* Instructions to follow
Copy each line of the records that contains the word "testament".
# # # # #
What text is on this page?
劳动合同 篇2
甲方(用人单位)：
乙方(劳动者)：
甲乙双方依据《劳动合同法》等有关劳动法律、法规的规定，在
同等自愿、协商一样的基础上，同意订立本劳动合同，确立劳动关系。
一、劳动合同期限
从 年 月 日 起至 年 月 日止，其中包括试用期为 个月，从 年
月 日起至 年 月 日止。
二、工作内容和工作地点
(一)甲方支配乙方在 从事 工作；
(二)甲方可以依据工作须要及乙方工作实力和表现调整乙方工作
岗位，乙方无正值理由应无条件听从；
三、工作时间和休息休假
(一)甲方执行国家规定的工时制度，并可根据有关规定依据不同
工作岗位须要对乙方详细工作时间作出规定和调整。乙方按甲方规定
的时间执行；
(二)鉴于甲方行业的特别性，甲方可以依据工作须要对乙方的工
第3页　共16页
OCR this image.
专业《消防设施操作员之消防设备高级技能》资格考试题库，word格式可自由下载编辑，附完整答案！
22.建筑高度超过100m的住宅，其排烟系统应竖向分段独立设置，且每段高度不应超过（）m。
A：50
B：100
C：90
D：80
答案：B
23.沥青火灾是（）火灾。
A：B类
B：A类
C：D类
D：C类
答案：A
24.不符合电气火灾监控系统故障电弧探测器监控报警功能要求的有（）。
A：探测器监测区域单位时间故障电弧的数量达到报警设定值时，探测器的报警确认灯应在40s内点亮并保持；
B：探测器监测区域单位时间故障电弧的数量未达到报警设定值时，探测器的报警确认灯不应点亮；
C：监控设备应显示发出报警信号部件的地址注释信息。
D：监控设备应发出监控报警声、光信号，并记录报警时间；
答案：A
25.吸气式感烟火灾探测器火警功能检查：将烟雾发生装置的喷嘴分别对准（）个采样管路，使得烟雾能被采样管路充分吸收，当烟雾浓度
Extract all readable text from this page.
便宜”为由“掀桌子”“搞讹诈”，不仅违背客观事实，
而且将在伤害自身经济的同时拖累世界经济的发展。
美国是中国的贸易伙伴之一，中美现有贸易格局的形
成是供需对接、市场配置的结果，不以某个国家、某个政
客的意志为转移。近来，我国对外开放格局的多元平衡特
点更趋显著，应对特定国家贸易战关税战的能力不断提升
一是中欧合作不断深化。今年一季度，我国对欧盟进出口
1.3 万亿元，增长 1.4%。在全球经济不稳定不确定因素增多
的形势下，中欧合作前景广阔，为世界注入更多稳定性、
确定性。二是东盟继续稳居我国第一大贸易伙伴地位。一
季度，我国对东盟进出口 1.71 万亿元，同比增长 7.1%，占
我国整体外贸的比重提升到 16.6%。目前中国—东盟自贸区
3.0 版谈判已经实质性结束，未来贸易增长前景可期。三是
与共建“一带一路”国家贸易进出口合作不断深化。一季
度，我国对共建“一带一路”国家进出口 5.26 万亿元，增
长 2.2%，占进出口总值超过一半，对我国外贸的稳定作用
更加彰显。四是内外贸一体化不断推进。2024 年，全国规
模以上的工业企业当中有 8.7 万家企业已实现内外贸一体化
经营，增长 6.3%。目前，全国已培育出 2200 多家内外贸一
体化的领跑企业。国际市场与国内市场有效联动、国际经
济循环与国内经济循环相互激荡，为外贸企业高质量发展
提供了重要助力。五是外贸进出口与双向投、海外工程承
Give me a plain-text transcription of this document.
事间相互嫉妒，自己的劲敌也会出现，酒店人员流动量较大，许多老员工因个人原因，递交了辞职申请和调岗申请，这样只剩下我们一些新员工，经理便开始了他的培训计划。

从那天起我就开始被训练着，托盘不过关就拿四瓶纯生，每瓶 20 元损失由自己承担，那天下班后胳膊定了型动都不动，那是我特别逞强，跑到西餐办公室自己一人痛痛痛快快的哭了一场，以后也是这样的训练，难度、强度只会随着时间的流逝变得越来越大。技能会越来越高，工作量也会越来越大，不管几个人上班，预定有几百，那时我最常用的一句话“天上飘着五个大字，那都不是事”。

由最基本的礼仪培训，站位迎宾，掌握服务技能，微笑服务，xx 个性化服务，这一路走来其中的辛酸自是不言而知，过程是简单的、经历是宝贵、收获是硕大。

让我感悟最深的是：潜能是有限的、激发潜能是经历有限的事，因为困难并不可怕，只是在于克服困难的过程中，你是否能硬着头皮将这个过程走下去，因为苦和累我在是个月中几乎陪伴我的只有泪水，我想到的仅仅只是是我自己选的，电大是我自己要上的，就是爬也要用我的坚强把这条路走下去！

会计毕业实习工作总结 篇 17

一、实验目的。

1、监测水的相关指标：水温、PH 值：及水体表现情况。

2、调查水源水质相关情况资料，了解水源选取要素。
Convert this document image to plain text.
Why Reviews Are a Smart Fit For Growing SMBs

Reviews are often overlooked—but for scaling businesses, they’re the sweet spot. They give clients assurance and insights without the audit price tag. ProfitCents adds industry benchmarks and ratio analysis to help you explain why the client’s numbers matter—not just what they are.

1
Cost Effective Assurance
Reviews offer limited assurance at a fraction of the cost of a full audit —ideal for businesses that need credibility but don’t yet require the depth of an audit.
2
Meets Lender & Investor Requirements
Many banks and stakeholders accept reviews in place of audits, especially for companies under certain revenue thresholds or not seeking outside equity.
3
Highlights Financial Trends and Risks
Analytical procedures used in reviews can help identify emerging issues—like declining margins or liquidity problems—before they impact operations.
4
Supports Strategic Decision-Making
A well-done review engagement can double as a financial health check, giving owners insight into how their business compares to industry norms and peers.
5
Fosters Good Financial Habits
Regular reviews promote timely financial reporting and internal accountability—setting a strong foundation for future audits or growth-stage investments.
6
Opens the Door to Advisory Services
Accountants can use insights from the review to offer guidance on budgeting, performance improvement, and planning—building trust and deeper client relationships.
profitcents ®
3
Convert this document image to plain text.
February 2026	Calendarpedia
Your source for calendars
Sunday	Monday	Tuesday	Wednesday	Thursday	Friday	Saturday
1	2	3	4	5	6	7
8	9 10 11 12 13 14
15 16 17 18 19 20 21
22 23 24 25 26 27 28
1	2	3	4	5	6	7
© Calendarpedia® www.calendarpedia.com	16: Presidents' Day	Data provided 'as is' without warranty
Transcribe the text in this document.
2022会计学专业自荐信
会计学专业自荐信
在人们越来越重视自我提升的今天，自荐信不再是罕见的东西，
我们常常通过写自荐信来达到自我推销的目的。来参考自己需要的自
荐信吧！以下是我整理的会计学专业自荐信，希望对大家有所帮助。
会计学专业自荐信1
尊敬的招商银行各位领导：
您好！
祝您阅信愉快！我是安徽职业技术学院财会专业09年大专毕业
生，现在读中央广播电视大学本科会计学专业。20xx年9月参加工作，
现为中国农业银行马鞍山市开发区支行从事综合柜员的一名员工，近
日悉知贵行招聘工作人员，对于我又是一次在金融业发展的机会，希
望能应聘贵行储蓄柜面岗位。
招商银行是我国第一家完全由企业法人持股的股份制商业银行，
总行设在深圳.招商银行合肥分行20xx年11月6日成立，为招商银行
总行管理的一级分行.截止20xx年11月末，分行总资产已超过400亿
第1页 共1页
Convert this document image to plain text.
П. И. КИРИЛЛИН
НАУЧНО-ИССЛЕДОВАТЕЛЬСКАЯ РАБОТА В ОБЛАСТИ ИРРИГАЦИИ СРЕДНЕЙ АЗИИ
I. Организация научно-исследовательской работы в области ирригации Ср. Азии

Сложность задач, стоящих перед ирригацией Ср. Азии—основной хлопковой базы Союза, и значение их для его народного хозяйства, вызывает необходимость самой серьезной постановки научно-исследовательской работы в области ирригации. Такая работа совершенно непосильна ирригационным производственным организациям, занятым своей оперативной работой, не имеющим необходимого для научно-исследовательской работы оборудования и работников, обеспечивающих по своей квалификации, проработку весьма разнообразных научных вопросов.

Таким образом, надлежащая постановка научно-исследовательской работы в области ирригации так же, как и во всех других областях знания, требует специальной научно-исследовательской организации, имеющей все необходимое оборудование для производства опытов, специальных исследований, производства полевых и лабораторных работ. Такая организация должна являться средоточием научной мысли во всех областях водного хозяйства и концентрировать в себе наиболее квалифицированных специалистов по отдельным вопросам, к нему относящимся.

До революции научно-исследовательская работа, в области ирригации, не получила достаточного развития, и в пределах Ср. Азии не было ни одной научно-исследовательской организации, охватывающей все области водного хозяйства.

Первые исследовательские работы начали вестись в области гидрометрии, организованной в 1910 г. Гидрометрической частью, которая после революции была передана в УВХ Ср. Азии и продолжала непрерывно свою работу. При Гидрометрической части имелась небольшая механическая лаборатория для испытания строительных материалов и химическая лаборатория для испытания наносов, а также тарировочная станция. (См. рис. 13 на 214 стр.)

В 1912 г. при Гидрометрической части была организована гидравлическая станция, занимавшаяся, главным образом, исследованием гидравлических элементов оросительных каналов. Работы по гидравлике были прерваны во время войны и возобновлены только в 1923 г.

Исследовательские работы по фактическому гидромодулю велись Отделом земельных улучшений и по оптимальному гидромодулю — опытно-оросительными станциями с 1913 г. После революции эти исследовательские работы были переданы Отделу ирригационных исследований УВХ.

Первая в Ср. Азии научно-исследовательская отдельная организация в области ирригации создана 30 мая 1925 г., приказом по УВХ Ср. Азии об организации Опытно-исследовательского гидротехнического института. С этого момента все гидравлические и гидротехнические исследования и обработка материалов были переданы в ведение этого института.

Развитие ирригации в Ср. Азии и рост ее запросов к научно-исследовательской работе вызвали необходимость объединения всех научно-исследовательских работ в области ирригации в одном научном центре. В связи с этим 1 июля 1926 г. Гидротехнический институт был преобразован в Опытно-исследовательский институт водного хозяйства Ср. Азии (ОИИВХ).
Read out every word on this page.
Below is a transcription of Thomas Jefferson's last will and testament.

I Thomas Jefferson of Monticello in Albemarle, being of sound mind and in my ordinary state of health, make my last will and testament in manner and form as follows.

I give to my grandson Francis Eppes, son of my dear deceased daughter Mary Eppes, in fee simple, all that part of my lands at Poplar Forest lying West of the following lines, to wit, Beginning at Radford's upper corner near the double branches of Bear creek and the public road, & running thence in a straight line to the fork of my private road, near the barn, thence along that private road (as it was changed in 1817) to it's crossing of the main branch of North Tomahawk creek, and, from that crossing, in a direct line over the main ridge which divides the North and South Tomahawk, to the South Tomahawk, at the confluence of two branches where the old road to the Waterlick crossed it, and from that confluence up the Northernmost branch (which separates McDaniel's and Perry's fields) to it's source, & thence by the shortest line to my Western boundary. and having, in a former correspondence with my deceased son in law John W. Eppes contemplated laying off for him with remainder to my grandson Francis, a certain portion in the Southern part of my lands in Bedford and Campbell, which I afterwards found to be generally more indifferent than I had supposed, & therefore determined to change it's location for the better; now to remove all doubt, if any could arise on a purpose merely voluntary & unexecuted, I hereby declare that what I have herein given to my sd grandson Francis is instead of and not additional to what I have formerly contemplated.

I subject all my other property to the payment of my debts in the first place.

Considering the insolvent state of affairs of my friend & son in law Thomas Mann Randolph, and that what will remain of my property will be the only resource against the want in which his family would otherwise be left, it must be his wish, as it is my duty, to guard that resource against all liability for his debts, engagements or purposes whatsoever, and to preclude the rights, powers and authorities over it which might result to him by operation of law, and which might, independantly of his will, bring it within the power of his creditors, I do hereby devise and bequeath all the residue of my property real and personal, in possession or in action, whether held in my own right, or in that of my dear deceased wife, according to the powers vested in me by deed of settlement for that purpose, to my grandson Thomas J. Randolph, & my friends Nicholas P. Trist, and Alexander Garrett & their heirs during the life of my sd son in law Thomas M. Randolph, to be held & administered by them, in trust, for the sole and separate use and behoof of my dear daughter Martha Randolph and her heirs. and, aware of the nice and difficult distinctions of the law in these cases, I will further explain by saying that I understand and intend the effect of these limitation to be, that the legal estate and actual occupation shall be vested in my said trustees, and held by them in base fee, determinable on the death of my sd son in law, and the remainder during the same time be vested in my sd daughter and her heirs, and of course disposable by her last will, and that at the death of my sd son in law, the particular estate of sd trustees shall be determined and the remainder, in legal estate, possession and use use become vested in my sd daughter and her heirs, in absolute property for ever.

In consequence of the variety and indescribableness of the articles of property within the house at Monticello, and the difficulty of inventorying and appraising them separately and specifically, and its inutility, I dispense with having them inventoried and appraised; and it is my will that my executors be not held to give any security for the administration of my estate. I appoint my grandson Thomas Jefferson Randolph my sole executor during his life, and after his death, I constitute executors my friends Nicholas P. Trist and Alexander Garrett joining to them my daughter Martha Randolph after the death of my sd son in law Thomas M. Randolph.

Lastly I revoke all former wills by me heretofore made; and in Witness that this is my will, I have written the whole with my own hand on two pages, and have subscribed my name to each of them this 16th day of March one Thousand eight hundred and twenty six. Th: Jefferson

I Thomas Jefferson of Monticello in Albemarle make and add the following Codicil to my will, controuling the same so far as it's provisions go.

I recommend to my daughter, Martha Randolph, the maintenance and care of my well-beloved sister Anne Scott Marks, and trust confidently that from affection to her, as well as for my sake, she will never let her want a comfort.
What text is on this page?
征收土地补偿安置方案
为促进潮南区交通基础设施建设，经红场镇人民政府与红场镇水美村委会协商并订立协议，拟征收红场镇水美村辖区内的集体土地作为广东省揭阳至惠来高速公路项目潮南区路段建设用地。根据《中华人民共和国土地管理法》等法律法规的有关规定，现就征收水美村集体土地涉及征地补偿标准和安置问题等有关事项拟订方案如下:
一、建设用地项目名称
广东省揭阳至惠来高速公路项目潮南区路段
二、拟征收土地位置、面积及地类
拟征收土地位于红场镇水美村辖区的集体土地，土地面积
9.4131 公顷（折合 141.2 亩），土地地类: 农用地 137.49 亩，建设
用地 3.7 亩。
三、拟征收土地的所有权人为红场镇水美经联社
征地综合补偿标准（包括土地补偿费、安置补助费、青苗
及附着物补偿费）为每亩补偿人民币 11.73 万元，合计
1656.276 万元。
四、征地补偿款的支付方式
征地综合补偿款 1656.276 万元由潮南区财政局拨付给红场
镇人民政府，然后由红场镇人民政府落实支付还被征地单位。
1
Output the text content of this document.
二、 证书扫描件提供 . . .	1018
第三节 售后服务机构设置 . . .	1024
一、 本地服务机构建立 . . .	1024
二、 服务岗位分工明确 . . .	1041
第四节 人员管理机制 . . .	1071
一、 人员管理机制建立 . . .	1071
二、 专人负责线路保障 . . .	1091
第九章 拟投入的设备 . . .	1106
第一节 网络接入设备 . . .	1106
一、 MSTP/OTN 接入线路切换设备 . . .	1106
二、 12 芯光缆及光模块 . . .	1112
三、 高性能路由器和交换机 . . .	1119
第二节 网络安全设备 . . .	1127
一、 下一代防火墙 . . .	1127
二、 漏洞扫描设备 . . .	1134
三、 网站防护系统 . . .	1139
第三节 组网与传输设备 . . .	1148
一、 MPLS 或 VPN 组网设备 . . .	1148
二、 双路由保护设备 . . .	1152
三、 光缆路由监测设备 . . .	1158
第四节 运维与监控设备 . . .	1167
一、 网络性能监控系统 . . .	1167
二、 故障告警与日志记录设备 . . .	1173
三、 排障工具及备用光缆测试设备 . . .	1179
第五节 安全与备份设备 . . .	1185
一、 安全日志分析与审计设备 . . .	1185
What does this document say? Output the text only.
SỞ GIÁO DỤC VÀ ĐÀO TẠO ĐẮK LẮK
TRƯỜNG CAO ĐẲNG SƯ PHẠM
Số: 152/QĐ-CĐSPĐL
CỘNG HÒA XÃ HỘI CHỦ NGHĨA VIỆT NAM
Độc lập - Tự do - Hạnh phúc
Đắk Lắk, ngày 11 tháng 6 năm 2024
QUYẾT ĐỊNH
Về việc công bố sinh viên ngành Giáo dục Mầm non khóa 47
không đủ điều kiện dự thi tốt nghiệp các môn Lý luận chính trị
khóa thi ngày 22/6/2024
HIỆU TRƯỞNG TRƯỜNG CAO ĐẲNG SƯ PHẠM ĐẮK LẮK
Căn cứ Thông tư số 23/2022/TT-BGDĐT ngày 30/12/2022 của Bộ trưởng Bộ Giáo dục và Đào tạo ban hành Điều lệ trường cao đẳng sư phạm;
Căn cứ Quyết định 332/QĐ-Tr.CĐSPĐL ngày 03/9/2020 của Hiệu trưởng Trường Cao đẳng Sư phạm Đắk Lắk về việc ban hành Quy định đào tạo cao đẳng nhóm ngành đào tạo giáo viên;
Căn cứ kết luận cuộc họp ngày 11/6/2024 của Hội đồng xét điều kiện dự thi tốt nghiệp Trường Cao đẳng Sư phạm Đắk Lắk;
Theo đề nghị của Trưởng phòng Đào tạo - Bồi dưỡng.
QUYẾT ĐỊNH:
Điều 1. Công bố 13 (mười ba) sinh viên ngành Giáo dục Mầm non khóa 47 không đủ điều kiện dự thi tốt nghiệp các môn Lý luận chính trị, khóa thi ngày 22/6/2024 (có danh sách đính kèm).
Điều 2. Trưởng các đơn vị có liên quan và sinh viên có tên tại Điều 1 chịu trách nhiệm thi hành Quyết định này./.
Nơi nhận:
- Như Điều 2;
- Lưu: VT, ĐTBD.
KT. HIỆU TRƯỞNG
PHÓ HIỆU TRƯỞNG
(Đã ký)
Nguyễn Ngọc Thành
# # # # #
* Reply to the task
Below is a transcription of Thomas Jefferson's last will and testament.
I Thomas Jefferson of Monticello in Albemarle, being of sound mind and in my ordinary state of health, make my last will and testament in manner and form as follows.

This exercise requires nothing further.